Records for the exercise:
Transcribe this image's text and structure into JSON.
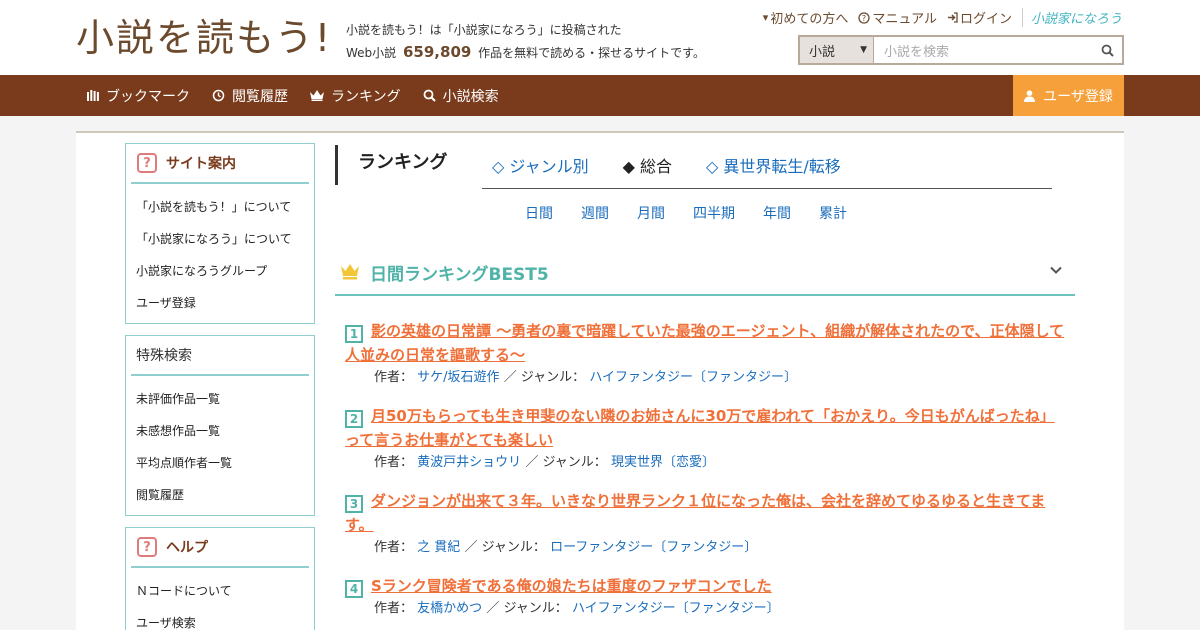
{
  "header": {
    "logo_text": "小説を読もう!",
    "tagline_line1": "小説を読もう！は「小説家になろう」に投稿された",
    "tagline_prefix": "Web小説",
    "tagline_count": "659,809",
    "tagline_suffix": "作品を無料で読める・探せるサイトです。",
    "top_links": {
      "beginners": "初めての方へ",
      "manual": "マニュアル",
      "login": "ログイン",
      "narou": "小説家になろう"
    },
    "search": {
      "category": "小説",
      "placeholder": "小説を検索"
    }
  },
  "nav": {
    "bookmark": "ブックマーク",
    "history": "閲覧履歴",
    "ranking": "ランキング",
    "search": "小説検索",
    "register": "ユーザ登録"
  },
  "sidebar": {
    "site_guide": {
      "title": "サイト案内",
      "items": [
        "「小説を読もう！」について",
        "「小説家になろう」について",
        "小説家になろうグループ",
        "ユーザ登録"
      ]
    },
    "special_search": {
      "title": "特殊検索",
      "items": [
        "未評価作品一覧",
        "未感想作品一覧",
        "平均点順作者一覧",
        "閲覧履歴"
      ]
    },
    "help": {
      "title": "ヘルプ",
      "items": [
        "Ｎコードについて",
        "ユーザ検索"
      ]
    }
  },
  "ranking": {
    "title": "ランキング",
    "tabs": [
      "◇ ジャンル別",
      "◆ 総合",
      "◇ 異世界転生/転移"
    ],
    "periods": [
      "日間",
      "週間",
      "月間",
      "四半期",
      "年間",
      "累計"
    ],
    "best_title": "日間ランキングBEST5",
    "author_label": "作者：",
    "genre_label": "／ ジャンル：",
    "entries": [
      {
        "rank": "1",
        "title": "影の英雄の日常譚 ～勇者の裏で暗躍していた最強のエージェント、組織が解体されたので、正体隠して人並みの日常を謳歌する～",
        "author": "サケ/坂石遊作",
        "genre": "ハイファンタジー〔ファンタジー〕"
      },
      {
        "rank": "2",
        "title": "月50万もらっても生き甲斐のない隣のお姉さんに30万で雇われて「おかえり。今日もがんばったね」って言うお仕事がとても楽しい",
        "author": "黄波戸井ショウリ",
        "genre": "現実世界〔恋愛〕"
      },
      {
        "rank": "3",
        "title": "ダンジョンが出来て３年。いきなり世界ランク１位になった俺は、会社を辞めてゆるゆると生きてます。",
        "author": "之 貫紀",
        "genre": "ローファンタジー〔ファンタジー〕"
      },
      {
        "rank": "4",
        "title": "Sランク冒険者である俺の娘たちは重度のファザコンでした",
        "author": "友橋かめつ",
        "genre": "ハイファンタジー〔ファンタジー〕"
      }
    ]
  },
  "colors": {
    "brand_brown": "#7a3b1c",
    "accent_orange": "#f6a03b",
    "link_blue": "#1a6dbd",
    "title_orange": "#f0703a",
    "teal": "#4fb3a8"
  }
}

Directions for this task:
Please set down each line of the data above exactly as written, without the pictures.

Answer:
Transcribe this image's text and structure into JSON.
{
  "header": {
    "logo_text": "小説を読もう!",
    "tagline_line1": "小説を読もう！は「小説家になろう」に投稿された",
    "tagline_prefix": "Web小説",
    "tagline_count": "659,809",
    "tagline_suffix": "作品を無料で読める・探せるサイトです。",
    "top_links": {
      "beginners": "初めての方へ",
      "manual": "マニュアル",
      "login": "ログイン",
      "narou": "小説家になろう"
    },
    "search": {
      "category": "小説",
      "placeholder": "小説を検索"
    }
  },
  "nav": {
    "bookmark": "ブックマーク",
    "history": "閲覧履歴",
    "ranking": "ランキング",
    "search": "小説検索",
    "register": "ユーザ登録"
  },
  "sidebar": {
    "site_guide": {
      "title": "サイト案内",
      "items": [
        "「小説を読もう！」について",
        "「小説家になろう」について",
        "小説家になろうグループ",
        "ユーザ登録"
      ]
    },
    "special_search": {
      "title": "特殊検索",
      "items": [
        "未評価作品一覧",
        "未感想作品一覧",
        "平均点順作者一覧",
        "閲覧履歴"
      ]
    },
    "help": {
      "title": "ヘルプ",
      "items": [
        "Ｎコードについて",
        "ユーザ検索"
      ]
    }
  },
  "ranking": {
    "title": "ランキング",
    "tabs": [
      "◇ ジャンル別",
      "◆ 総合",
      "◇ 異世界転生/転移"
    ],
    "periods": [
      "日間",
      "週間",
      "月間",
      "四半期",
      "年間",
      "累計"
    ],
    "best_title": "日間ランキングBEST5",
    "author_label": "作者：",
    "genre_label": "／ ジャンル：",
    "entries": [
      {
        "rank": "1",
        "title": "影の英雄の日常譚 ～勇者の裏で暗躍していた最強のエージェント、組織が解体されたので、正体隠して人並みの日常を謳歌する～",
        "author": "サケ/坂石遊作",
        "genre": "ハイファンタジー〔ファンタジー〕"
      },
      {
        "rank": "2",
        "title": "月50万もらっても生き甲斐のない隣のお姉さんに30万で雇われて「おかえり。今日もがんばったね」って言うお仕事がとても楽しい",
        "author": "黄波戸井ショウリ",
        "genre": "現実世界〔恋愛〕"
      },
      {
        "rank": "3",
        "title": "ダンジョンが出来て３年。いきなり世界ランク１位になった俺は、会社を辞めてゆるゆると生きてます。",
        "author": "之 貫紀",
        "genre": "ローファンタジー〔ファンタジー〕"
      },
      {
        "rank": "4",
        "title": "Sランク冒険者である俺の娘たちは重度のファザコンでした",
        "author": "友橋かめつ",
        "genre": "ハイファンタジー〔ファンタジー〕"
      }
    ]
  },
  "colors": {
    "brand_brown": "#7a3b1c",
    "accent_orange": "#f6a03b",
    "link_blue": "#1a6dbd",
    "title_orange": "#f0703a",
    "teal": "#4fb3a8"
  }
}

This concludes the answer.